** begin **
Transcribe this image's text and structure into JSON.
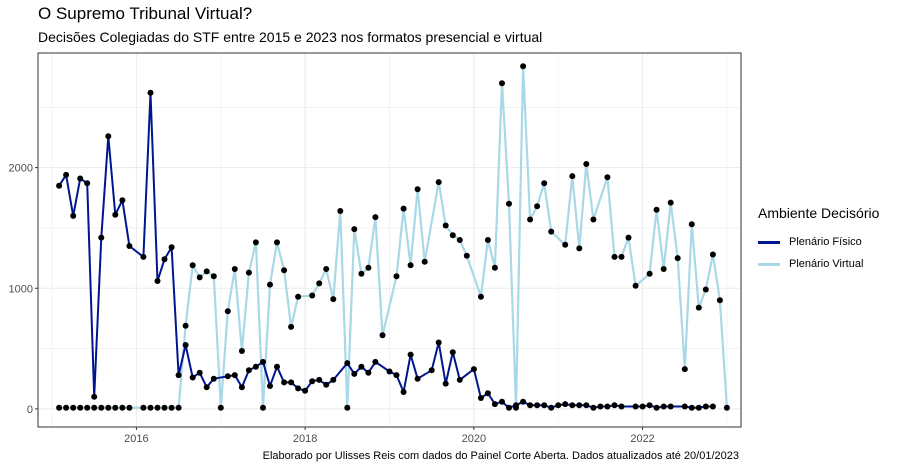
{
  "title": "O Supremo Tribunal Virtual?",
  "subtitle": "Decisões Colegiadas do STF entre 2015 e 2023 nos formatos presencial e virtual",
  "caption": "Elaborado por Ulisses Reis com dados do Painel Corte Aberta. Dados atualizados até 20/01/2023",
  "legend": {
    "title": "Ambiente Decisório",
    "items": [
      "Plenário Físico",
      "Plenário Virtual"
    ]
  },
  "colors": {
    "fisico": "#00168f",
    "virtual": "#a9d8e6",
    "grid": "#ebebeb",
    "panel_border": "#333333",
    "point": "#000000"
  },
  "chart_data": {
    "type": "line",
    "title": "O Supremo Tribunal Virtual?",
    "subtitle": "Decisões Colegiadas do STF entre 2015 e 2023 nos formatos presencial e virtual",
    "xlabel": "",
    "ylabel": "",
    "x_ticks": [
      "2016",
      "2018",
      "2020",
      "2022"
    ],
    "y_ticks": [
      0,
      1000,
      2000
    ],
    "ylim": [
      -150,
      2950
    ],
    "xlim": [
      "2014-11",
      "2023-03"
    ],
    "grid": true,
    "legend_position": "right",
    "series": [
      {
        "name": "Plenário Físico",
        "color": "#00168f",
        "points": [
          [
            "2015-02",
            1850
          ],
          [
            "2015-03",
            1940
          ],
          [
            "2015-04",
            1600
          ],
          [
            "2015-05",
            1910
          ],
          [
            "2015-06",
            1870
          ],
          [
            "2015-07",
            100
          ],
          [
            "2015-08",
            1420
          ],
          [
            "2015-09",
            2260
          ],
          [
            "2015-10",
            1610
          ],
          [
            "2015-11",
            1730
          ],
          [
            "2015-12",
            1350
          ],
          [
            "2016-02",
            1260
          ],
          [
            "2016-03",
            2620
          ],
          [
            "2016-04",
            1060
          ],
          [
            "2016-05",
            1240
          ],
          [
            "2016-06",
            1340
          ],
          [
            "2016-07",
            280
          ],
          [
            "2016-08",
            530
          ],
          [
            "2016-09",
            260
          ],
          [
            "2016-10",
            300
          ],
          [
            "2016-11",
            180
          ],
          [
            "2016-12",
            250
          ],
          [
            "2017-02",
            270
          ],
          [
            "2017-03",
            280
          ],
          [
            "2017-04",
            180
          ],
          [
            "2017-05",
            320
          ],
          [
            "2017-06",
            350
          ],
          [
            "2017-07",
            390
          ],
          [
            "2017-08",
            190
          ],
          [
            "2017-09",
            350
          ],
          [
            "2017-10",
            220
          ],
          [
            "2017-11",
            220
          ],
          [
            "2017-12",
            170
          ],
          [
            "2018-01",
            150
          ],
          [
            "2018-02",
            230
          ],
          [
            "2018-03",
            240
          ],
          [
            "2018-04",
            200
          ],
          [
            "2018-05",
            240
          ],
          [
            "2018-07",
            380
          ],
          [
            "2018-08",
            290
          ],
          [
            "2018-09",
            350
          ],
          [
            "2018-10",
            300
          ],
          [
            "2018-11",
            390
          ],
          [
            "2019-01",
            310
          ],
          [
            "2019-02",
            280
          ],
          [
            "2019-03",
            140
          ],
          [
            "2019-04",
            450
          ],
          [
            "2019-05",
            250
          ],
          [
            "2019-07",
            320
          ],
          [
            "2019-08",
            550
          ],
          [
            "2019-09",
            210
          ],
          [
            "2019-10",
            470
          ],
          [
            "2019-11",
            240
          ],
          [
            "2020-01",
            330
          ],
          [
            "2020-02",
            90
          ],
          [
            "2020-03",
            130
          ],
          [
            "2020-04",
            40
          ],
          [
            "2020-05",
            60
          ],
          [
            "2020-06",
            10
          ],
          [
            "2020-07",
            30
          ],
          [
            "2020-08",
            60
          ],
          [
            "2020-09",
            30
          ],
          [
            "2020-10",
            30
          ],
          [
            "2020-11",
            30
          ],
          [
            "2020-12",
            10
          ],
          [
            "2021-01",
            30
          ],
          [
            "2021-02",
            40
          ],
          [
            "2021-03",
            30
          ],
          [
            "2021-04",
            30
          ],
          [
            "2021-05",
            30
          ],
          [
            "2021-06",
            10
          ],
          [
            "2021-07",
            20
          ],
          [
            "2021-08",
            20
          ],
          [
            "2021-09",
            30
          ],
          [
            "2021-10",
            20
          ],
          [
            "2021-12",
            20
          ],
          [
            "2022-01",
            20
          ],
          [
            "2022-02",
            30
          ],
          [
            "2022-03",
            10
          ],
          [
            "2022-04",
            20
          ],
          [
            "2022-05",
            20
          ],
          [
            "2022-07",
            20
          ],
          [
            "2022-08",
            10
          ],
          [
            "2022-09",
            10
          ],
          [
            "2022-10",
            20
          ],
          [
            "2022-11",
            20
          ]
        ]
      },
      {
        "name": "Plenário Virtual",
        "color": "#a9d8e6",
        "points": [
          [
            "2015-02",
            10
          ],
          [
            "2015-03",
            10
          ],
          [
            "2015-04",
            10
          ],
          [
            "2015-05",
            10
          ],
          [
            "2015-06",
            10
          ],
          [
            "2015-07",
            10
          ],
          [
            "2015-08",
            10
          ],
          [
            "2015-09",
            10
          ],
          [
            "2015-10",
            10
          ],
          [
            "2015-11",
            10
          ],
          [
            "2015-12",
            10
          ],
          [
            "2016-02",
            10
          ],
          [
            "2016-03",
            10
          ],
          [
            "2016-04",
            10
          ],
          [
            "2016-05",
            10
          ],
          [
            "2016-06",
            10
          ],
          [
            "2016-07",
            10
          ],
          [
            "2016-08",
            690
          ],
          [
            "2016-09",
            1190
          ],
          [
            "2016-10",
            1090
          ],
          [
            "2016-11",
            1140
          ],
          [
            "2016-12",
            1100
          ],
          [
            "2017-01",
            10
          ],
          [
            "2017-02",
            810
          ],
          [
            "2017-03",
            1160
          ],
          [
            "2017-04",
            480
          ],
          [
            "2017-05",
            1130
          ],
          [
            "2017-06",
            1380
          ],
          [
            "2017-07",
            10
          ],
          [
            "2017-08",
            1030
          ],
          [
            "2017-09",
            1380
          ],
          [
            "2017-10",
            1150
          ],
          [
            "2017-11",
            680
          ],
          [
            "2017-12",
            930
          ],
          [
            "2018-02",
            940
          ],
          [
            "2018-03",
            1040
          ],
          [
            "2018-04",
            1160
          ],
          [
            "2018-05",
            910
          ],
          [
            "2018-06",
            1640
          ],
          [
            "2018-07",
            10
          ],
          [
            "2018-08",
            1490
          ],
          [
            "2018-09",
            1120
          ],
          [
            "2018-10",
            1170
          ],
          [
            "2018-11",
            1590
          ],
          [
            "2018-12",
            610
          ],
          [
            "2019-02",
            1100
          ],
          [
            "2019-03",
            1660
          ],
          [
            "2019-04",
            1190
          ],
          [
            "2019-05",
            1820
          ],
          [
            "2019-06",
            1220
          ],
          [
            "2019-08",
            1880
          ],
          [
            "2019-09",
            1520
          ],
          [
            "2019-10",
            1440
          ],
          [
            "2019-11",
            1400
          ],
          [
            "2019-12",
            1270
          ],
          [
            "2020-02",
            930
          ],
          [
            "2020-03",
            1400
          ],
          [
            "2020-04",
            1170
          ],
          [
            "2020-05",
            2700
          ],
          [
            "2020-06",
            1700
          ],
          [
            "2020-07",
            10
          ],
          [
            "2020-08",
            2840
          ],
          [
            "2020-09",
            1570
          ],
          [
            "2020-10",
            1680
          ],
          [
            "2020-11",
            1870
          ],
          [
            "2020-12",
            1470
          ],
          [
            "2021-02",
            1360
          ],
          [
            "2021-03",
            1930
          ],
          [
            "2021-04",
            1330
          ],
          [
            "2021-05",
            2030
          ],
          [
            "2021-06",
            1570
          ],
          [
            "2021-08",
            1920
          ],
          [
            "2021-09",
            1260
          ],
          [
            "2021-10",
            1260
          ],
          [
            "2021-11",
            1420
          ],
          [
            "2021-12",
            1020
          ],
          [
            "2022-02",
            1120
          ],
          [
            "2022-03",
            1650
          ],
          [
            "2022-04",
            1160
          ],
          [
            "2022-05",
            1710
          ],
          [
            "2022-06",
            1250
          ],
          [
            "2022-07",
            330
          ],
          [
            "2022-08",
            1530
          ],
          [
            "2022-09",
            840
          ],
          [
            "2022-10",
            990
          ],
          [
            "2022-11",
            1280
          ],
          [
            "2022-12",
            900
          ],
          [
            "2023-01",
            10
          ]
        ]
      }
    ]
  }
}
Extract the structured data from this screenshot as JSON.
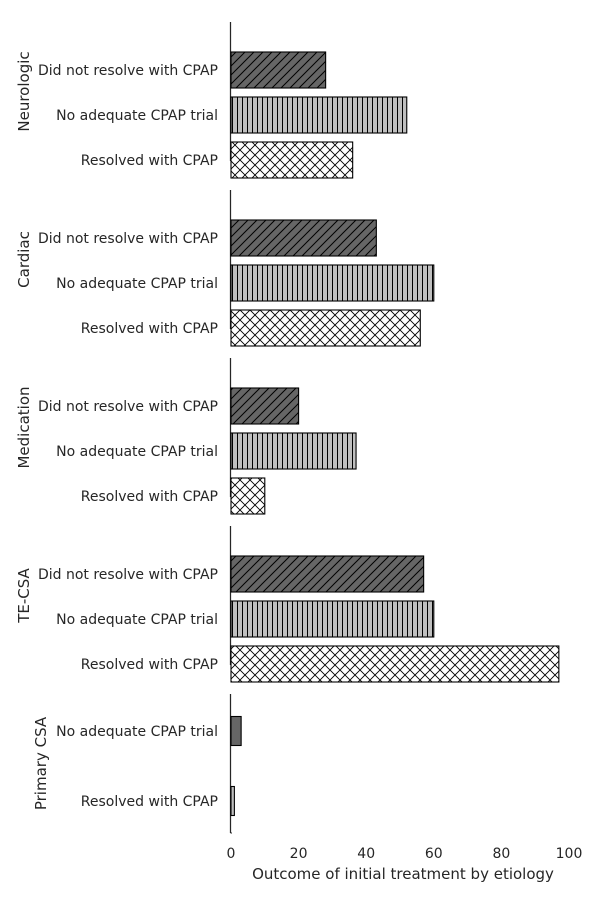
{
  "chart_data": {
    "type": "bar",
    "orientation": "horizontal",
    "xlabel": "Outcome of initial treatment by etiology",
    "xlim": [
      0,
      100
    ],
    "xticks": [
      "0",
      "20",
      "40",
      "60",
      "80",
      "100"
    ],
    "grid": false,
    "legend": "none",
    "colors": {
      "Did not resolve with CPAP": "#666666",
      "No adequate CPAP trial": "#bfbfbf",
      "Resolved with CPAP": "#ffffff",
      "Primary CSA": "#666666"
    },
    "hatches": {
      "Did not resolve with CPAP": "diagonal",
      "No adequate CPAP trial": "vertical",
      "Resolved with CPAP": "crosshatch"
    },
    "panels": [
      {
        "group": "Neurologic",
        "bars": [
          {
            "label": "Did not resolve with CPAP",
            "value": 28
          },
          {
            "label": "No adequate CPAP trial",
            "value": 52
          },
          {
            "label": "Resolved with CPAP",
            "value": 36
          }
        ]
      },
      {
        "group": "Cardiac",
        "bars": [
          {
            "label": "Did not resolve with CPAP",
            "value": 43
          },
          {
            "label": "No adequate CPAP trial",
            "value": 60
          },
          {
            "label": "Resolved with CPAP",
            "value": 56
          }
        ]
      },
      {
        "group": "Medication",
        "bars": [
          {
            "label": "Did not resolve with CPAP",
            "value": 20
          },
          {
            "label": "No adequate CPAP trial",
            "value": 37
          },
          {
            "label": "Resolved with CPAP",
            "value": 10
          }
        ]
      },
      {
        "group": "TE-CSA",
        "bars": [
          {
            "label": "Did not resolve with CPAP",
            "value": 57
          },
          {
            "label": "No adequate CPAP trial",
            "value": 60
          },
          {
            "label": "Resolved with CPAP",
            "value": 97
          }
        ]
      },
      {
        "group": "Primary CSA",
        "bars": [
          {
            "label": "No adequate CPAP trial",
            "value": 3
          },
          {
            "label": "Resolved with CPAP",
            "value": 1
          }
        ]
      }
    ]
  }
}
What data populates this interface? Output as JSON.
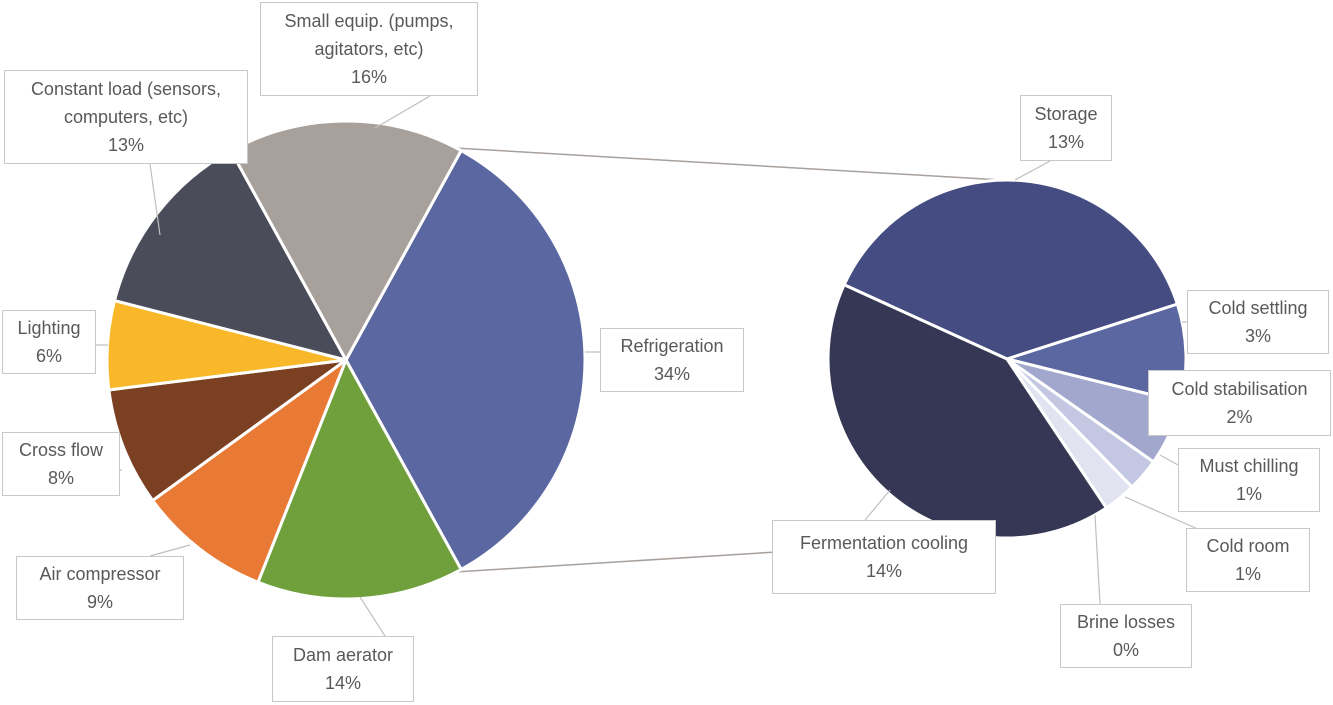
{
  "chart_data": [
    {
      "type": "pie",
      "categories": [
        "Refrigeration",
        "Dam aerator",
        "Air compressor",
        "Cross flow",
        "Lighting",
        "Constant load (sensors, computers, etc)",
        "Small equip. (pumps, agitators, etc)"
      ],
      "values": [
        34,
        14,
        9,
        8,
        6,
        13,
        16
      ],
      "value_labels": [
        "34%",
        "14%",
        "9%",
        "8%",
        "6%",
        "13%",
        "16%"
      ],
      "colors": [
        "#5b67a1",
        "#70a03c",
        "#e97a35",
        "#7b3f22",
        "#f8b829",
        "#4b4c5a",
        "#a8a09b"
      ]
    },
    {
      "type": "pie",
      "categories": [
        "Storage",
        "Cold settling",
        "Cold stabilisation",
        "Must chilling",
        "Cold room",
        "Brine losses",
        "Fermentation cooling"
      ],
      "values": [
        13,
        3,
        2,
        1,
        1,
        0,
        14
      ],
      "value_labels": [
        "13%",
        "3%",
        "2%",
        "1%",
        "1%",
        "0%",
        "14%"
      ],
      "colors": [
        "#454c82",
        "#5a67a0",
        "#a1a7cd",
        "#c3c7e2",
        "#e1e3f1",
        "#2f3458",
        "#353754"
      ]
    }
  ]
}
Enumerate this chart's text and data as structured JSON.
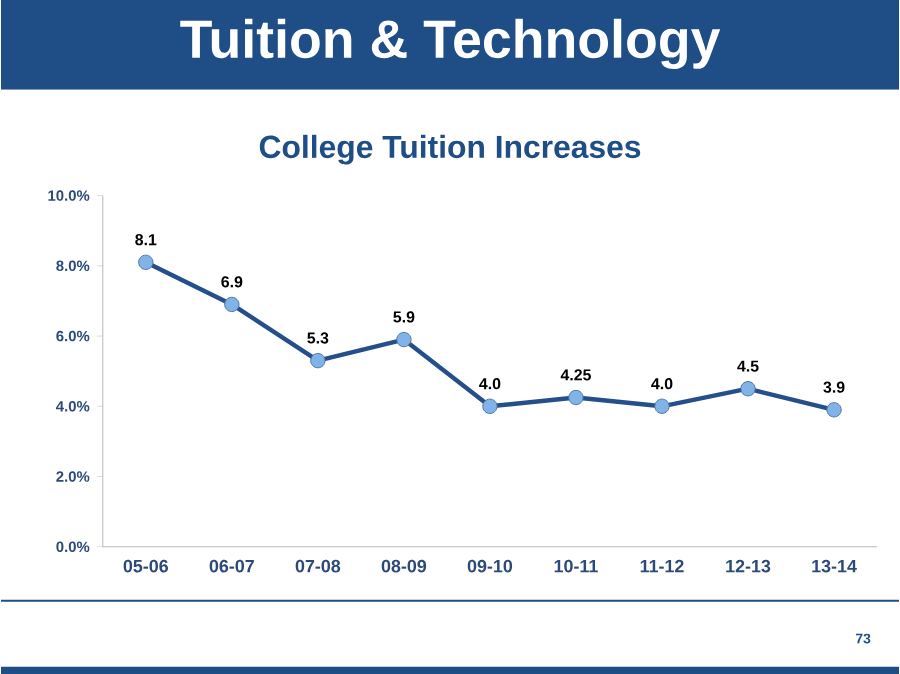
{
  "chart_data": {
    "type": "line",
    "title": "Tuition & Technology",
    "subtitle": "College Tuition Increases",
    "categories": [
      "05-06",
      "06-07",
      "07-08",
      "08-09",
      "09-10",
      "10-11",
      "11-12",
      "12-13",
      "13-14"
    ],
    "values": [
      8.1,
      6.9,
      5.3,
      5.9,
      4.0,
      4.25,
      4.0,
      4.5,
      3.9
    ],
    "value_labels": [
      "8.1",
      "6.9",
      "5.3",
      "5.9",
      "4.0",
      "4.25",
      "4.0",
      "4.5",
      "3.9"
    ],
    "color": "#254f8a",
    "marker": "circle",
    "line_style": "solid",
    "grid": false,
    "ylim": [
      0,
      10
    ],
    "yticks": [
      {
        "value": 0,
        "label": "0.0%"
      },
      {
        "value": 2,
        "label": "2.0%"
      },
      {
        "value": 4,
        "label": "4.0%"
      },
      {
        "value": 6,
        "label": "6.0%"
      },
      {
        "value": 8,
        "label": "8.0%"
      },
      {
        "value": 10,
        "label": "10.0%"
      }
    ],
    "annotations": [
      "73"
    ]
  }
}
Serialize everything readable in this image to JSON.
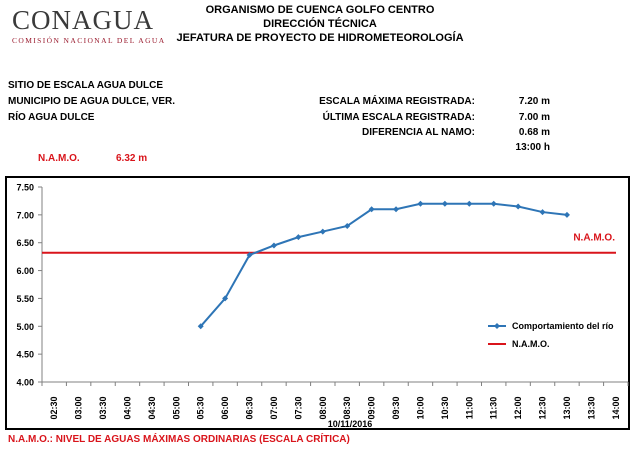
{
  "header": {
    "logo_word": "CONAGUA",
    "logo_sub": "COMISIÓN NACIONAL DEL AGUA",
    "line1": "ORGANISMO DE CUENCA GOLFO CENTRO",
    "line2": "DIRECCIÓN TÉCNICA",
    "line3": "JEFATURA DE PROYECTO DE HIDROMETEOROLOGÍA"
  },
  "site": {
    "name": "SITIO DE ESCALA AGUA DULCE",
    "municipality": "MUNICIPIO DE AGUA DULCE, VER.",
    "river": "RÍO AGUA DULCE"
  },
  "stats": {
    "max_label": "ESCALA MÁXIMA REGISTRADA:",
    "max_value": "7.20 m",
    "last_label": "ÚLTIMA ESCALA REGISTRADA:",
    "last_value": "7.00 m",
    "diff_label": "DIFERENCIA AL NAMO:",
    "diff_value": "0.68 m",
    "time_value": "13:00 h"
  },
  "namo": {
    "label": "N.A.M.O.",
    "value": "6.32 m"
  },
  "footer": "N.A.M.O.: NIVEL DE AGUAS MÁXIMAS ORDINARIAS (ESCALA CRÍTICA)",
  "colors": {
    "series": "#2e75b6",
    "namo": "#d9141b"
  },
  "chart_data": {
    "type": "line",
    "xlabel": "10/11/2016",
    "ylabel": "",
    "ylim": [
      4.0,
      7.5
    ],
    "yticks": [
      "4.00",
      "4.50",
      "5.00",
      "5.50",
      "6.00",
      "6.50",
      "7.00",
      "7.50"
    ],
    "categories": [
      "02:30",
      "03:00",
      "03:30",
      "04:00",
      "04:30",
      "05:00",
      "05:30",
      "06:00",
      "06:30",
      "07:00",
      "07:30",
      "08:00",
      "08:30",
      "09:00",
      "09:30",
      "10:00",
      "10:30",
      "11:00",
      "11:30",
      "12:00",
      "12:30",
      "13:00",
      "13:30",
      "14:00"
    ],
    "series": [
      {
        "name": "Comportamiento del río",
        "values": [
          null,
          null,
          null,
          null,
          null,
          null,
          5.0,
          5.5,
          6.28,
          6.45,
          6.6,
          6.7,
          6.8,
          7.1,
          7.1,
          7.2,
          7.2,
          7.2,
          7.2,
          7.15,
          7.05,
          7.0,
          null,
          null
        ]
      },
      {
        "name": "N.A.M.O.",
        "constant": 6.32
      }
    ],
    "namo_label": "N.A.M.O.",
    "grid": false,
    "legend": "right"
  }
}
** end **
• WRITTEN INSTRUCTION: Only a number is wanted: how many lines of the material include the word "Físico".

• THE SOLUTION: 2